WHAT THE TASK ASKS: Each line that holds the word "name" is to be identified and copied.

━━━━━ RECORDS FOR PROCESSING ━━━━━

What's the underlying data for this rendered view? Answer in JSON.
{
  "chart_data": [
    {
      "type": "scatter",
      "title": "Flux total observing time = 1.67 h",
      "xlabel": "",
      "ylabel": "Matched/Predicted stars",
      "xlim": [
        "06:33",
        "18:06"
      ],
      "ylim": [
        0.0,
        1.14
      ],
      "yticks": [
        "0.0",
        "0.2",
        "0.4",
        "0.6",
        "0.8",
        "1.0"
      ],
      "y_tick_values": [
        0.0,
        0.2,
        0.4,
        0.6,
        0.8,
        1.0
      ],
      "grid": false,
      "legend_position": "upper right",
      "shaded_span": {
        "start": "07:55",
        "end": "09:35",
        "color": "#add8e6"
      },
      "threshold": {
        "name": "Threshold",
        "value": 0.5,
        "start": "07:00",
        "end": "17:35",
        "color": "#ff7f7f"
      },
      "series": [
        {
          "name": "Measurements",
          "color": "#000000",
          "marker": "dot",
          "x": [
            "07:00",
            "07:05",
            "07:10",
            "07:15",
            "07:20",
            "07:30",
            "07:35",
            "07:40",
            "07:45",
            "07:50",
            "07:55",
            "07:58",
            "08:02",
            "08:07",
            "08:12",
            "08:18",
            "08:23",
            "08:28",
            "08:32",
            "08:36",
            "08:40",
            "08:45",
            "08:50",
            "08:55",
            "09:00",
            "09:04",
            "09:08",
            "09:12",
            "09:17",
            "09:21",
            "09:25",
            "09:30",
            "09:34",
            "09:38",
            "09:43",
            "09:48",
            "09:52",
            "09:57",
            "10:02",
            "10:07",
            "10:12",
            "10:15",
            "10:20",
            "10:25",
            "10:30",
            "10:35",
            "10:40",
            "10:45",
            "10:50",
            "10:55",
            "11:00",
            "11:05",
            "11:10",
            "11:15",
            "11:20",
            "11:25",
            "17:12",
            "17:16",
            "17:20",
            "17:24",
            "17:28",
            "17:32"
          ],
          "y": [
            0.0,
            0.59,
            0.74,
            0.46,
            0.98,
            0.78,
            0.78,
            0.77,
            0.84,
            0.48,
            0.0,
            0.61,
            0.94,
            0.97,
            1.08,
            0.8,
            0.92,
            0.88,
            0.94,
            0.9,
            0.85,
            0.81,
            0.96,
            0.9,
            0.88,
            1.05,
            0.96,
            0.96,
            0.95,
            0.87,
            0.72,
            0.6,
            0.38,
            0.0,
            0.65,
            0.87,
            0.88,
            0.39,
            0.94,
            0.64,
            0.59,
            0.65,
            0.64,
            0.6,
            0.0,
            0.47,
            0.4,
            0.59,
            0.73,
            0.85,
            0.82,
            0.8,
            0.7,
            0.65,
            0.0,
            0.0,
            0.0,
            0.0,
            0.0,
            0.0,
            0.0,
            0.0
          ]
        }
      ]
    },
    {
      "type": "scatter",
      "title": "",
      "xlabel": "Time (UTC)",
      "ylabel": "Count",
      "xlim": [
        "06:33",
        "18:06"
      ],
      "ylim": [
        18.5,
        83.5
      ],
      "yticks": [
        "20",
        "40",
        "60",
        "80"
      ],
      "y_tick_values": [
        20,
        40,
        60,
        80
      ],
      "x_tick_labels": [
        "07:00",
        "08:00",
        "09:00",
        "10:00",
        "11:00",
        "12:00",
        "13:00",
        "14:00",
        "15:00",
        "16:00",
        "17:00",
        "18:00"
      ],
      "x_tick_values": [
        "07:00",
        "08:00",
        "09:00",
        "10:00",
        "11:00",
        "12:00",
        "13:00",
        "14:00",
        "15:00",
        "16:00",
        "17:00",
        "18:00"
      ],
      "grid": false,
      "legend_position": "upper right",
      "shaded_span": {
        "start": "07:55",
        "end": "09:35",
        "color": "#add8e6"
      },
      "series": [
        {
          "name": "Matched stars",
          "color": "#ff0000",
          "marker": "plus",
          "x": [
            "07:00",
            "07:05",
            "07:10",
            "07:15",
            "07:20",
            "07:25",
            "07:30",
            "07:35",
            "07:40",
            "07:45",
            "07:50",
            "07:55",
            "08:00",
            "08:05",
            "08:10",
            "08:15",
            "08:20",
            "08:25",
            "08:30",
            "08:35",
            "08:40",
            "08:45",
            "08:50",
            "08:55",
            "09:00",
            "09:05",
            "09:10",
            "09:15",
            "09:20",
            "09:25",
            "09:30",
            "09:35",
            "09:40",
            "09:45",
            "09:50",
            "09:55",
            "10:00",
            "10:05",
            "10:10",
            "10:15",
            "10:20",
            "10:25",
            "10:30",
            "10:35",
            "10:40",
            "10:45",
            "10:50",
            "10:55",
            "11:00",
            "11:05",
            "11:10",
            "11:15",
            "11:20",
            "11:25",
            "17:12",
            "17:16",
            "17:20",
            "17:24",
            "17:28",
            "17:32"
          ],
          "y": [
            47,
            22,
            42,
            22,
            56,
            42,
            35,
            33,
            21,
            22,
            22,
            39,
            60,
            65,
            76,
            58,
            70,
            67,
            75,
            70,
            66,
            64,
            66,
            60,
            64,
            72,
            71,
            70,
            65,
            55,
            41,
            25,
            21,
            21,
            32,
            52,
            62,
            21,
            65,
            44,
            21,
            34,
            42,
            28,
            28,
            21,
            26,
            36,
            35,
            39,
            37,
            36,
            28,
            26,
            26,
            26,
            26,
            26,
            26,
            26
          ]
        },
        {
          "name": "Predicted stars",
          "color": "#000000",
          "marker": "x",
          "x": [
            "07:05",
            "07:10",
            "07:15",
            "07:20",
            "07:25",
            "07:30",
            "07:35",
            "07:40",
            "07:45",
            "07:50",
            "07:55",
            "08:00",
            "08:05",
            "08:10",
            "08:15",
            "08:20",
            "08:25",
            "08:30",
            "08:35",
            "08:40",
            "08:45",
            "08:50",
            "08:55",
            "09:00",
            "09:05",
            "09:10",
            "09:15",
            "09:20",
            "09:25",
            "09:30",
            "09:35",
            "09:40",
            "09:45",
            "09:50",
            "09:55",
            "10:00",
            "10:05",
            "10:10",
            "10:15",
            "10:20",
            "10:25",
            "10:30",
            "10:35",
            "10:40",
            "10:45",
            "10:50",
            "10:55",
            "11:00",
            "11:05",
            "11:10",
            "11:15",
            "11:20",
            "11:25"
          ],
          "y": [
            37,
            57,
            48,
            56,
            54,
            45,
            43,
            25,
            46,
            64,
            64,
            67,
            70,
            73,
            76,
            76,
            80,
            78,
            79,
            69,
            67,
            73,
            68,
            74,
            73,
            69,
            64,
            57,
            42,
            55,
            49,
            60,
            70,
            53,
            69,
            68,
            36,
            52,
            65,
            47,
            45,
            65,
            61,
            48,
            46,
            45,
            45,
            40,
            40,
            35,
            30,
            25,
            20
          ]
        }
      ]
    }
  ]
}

━━━━━

REPLY TO THE TASK:
        "name": "Threshold",
          "name": "Measurements",
          "name": "Matched stars",
          "name": "Predicted stars",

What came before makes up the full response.